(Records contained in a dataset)
________
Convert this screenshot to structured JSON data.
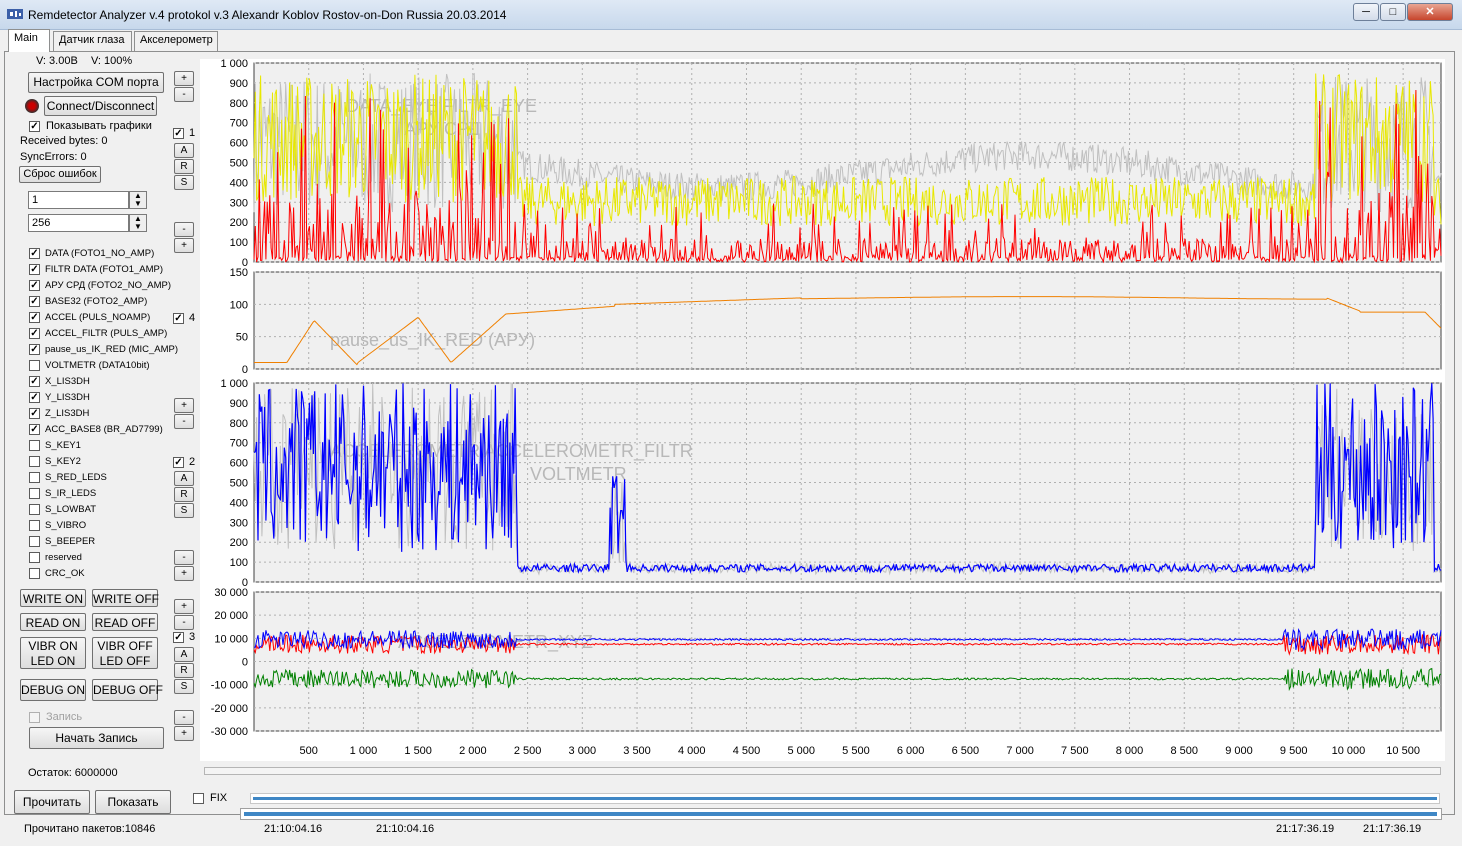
{
  "window": {
    "title": "Remdetector Analyzer v.4 protokol v.3 Alexandr Koblov Rostov-on-Don Russia 20.03.2014",
    "min": "─",
    "max": "□",
    "close": "✕"
  },
  "tabs": [
    {
      "label": "Main"
    },
    {
      "label": "Датчик глаза"
    },
    {
      "label": "Акселерометр"
    }
  ],
  "status": {
    "voltage": "V: 3.00В",
    "percent": "V: 100%",
    "received": "Received bytes: 0",
    "sync_errors": "SyncErrors: 0",
    "remaining": "Остаток: 6000000",
    "packets": "Прочитано пакетов:10846"
  },
  "buttons": {
    "com_settings": "Настройка COM порта",
    "connect": "Connect/Disconnect",
    "reset_errors": "Сброс ошибок",
    "write_on": "WRITE ON",
    "write_off": "WRITE OFF",
    "read_on": "READ ON",
    "read_off": "READ OFF",
    "vibr_on": "VIBR ON",
    "vibr_off": "VIBR OFF",
    "led_on": "LED ON",
    "led_off": "LED OFF",
    "debug_on": "DEBUG ON",
    "debug_off": "DEBUG OFF",
    "start_record": "Начать Запись",
    "read": "Прочитать",
    "show": "Показать",
    "plus": "+",
    "minus": "-",
    "a": "A",
    "r": "R",
    "s": "S"
  },
  "show_graphs": {
    "label": "Показывать графики",
    "checked": true
  },
  "record": {
    "label": "Запись",
    "checked": false
  },
  "fix": {
    "label": "FIX",
    "checked": false
  },
  "inputs": {
    "field1": "1",
    "field2": "256"
  },
  "channels": [
    {
      "label": "DATA (FOTO1_NO_AMP)",
      "checked": true
    },
    {
      "label": "FILTR DATA (FOTO1_AMP)",
      "checked": true
    },
    {
      "label": "АРУ СРД (FOTO2_NO_AMP)",
      "checked": true
    },
    {
      "label": "BASE32 (FOTO2_AMP)",
      "checked": true
    },
    {
      "label": "ACCEL (PULS_NOAMP)",
      "checked": true
    },
    {
      "label": "ACCEL_FILTR (PULS_AMP)",
      "checked": true
    },
    {
      "label": "pause_us_IK_RED (MIC_AMP)",
      "checked": true
    },
    {
      "label": "VOLTMETR (DATA10bit)",
      "checked": false
    },
    {
      "label": "X_LIS3DH",
      "checked": true
    },
    {
      "label": "Y_LIS3DH",
      "checked": true
    },
    {
      "label": "Z_LIS3DH",
      "checked": true
    },
    {
      "label": "ACC_BASE8 (BR_AD7799)",
      "checked": true
    },
    {
      "label": "S_KEY1",
      "checked": false
    },
    {
      "label": "S_KEY2",
      "checked": false
    },
    {
      "label": "S_RED_LEDS",
      "checked": false
    },
    {
      "label": "S_IR_LEDS",
      "checked": false
    },
    {
      "label": "S_LOWBAT",
      "checked": false
    },
    {
      "label": "S_VIBRO",
      "checked": false
    },
    {
      "label": "S_BEEPER",
      "checked": false
    },
    {
      "label": "reserved",
      "checked": false
    },
    {
      "label": "CRC_OK",
      "checked": false
    }
  ],
  "graph_toggles": [
    {
      "label": "1",
      "checked": true
    },
    {
      "label": "4",
      "checked": true
    },
    {
      "label": "2",
      "checked": true
    },
    {
      "label": "3",
      "checked": true
    }
  ],
  "timestamps": {
    "t1": "21:10:04.16",
    "t2": "21:10:04.16",
    "t3": "21:17:36.19",
    "t4": "21:17:36.19"
  },
  "chart_data": [
    {
      "type": "line",
      "watermark": [
        "DATA_EYE   FILTR_EYE",
        "АРУ СРД"
      ],
      "ylim": [
        0,
        1000
      ],
      "yticks": [
        "1 000",
        "900",
        "800",
        "700",
        "600",
        "500",
        "400",
        "300",
        "200",
        "100",
        "0"
      ],
      "series": [
        {
          "color": "#c0c0c0"
        },
        {
          "color": "#e8e800"
        },
        {
          "color": "#ff0000"
        }
      ]
    },
    {
      "type": "line",
      "watermark": [
        "pause_us_IK_RED (АРУ)"
      ],
      "ylim": [
        0,
        150
      ],
      "yticks": [
        "150",
        "100",
        "50",
        "0"
      ],
      "series": [
        {
          "color": "#f08000"
        }
      ]
    },
    {
      "type": "line",
      "watermark": [
        "ACCELEROMETR     ACCELEROMETR_FILTR",
        "VOLTMETR"
      ],
      "ylim": [
        0,
        1000
      ],
      "yticks": [
        "1 000",
        "900",
        "800",
        "700",
        "600",
        "500",
        "400",
        "300",
        "200",
        "100",
        "0"
      ],
      "series": [
        {
          "color": "#c0c0c0"
        },
        {
          "color": "#0000ff"
        }
      ]
    },
    {
      "type": "line",
      "watermark": [
        "ACCELEROMETR_XYZ"
      ],
      "ylim": [
        -30000,
        30000
      ],
      "yticks": [
        "30 000",
        "20 000",
        "10 000",
        "0",
        "-10 000",
        "-20 000",
        "-30 000"
      ],
      "series": [
        {
          "color": "#ff0000"
        },
        {
          "color": "#0000ff"
        },
        {
          "color": "#008000"
        }
      ]
    }
  ],
  "x_axis": {
    "xlim": [
      0,
      10846
    ],
    "ticks": [
      "500",
      "1 000",
      "1 500",
      "2 000",
      "2 500",
      "3 000",
      "3 500",
      "4 000",
      "4 500",
      "5 000",
      "5 500",
      "6 000",
      "6 500",
      "7 000",
      "7 500",
      "8 000",
      "8 500",
      "9 000",
      "9 500",
      "10 000",
      "10 500"
    ]
  }
}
________
All entries are to be retyped exactly. Omit any embedded images.

Convert this screenshot to structured JSON data.
{
  "window": {
    "title": "Remdetector Analyzer v.4 protokol v.3 Alexandr Koblov Rostov-on-Don Russia 20.03.2014",
    "min": "─",
    "max": "□",
    "close": "✕"
  },
  "tabs": [
    {
      "label": "Main"
    },
    {
      "label": "Датчик глаза"
    },
    {
      "label": "Акселерометр"
    }
  ],
  "status": {
    "voltage": "V: 3.00В",
    "percent": "V: 100%",
    "received": "Received bytes: 0",
    "sync_errors": "SyncErrors: 0",
    "remaining": "Остаток: 6000000",
    "packets": "Прочитано пакетов:10846"
  },
  "buttons": {
    "com_settings": "Настройка COM порта",
    "connect": "Connect/Disconnect",
    "reset_errors": "Сброс ошибок",
    "write_on": "WRITE ON",
    "write_off": "WRITE OFF",
    "read_on": "READ ON",
    "read_off": "READ OFF",
    "vibr_on": "VIBR ON",
    "vibr_off": "VIBR OFF",
    "led_on": "LED ON",
    "led_off": "LED OFF",
    "debug_on": "DEBUG ON",
    "debug_off": "DEBUG OFF",
    "start_record": "Начать Запись",
    "read": "Прочитать",
    "show": "Показать",
    "plus": "+",
    "minus": "-",
    "a": "A",
    "r": "R",
    "s": "S"
  },
  "show_graphs": {
    "label": "Показывать графики",
    "checked": true
  },
  "record": {
    "label": "Запись",
    "checked": false
  },
  "fix": {
    "label": "FIX",
    "checked": false
  },
  "inputs": {
    "field1": "1",
    "field2": "256"
  },
  "channels": [
    {
      "label": "DATA (FOTO1_NO_AMP)",
      "checked": true
    },
    {
      "label": "FILTR DATA (FOTO1_AMP)",
      "checked": true
    },
    {
      "label": "АРУ СРД (FOTO2_NO_AMP)",
      "checked": true
    },
    {
      "label": "BASE32 (FOTO2_AMP)",
      "checked": true
    },
    {
      "label": "ACCEL (PULS_NOAMP)",
      "checked": true
    },
    {
      "label": "ACCEL_FILTR (PULS_AMP)",
      "checked": true
    },
    {
      "label": "pause_us_IK_RED (MIC_AMP)",
      "checked": true
    },
    {
      "label": "VOLTMETR (DATA10bit)",
      "checked": false
    },
    {
      "label": "X_LIS3DH",
      "checked": true
    },
    {
      "label": "Y_LIS3DH",
      "checked": true
    },
    {
      "label": "Z_LIS3DH",
      "checked": true
    },
    {
      "label": "ACC_BASE8 (BR_AD7799)",
      "checked": true
    },
    {
      "label": "S_KEY1",
      "checked": false
    },
    {
      "label": "S_KEY2",
      "checked": false
    },
    {
      "label": "S_RED_LEDS",
      "checked": false
    },
    {
      "label": "S_IR_LEDS",
      "checked": false
    },
    {
      "label": "S_LOWBAT",
      "checked": false
    },
    {
      "label": "S_VIBRO",
      "checked": false
    },
    {
      "label": "S_BEEPER",
      "checked": false
    },
    {
      "label": "reserved",
      "checked": false
    },
    {
      "label": "CRC_OK",
      "checked": false
    }
  ],
  "graph_toggles": [
    {
      "label": "1",
      "checked": true
    },
    {
      "label": "4",
      "checked": true
    },
    {
      "label": "2",
      "checked": true
    },
    {
      "label": "3",
      "checked": true
    }
  ],
  "timestamps": {
    "t1": "21:10:04.16",
    "t2": "21:10:04.16",
    "t3": "21:17:36.19",
    "t4": "21:17:36.19"
  },
  "chart_data": [
    {
      "type": "line",
      "watermark": [
        "DATA_EYE   FILTR_EYE",
        "АРУ СРД"
      ],
      "ylim": [
        0,
        1000
      ],
      "yticks": [
        "1 000",
        "900",
        "800",
        "700",
        "600",
        "500",
        "400",
        "300",
        "200",
        "100",
        "0"
      ],
      "series": [
        {
          "color": "#c0c0c0"
        },
        {
          "color": "#e8e800"
        },
        {
          "color": "#ff0000"
        }
      ]
    },
    {
      "type": "line",
      "watermark": [
        "pause_us_IK_RED (АРУ)"
      ],
      "ylim": [
        0,
        150
      ],
      "yticks": [
        "150",
        "100",
        "50",
        "0"
      ],
      "series": [
        {
          "color": "#f08000"
        }
      ]
    },
    {
      "type": "line",
      "watermark": [
        "ACCELEROMETR     ACCELEROMETR_FILTR",
        "VOLTMETR"
      ],
      "ylim": [
        0,
        1000
      ],
      "yticks": [
        "1 000",
        "900",
        "800",
        "700",
        "600",
        "500",
        "400",
        "300",
        "200",
        "100",
        "0"
      ],
      "series": [
        {
          "color": "#c0c0c0"
        },
        {
          "color": "#0000ff"
        }
      ]
    },
    {
      "type": "line",
      "watermark": [
        "ACCELEROMETR_XYZ"
      ],
      "ylim": [
        -30000,
        30000
      ],
      "yticks": [
        "30 000",
        "20 000",
        "10 000",
        "0",
        "-10 000",
        "-20 000",
        "-30 000"
      ],
      "series": [
        {
          "color": "#ff0000"
        },
        {
          "color": "#0000ff"
        },
        {
          "color": "#008000"
        }
      ]
    }
  ],
  "x_axis": {
    "xlim": [
      0,
      10846
    ],
    "ticks": [
      "500",
      "1 000",
      "1 500",
      "2 000",
      "2 500",
      "3 000",
      "3 500",
      "4 000",
      "4 500",
      "5 000",
      "5 500",
      "6 000",
      "6 500",
      "7 000",
      "7 500",
      "8 000",
      "8 500",
      "9 000",
      "9 500",
      "10 000",
      "10 500"
    ]
  }
}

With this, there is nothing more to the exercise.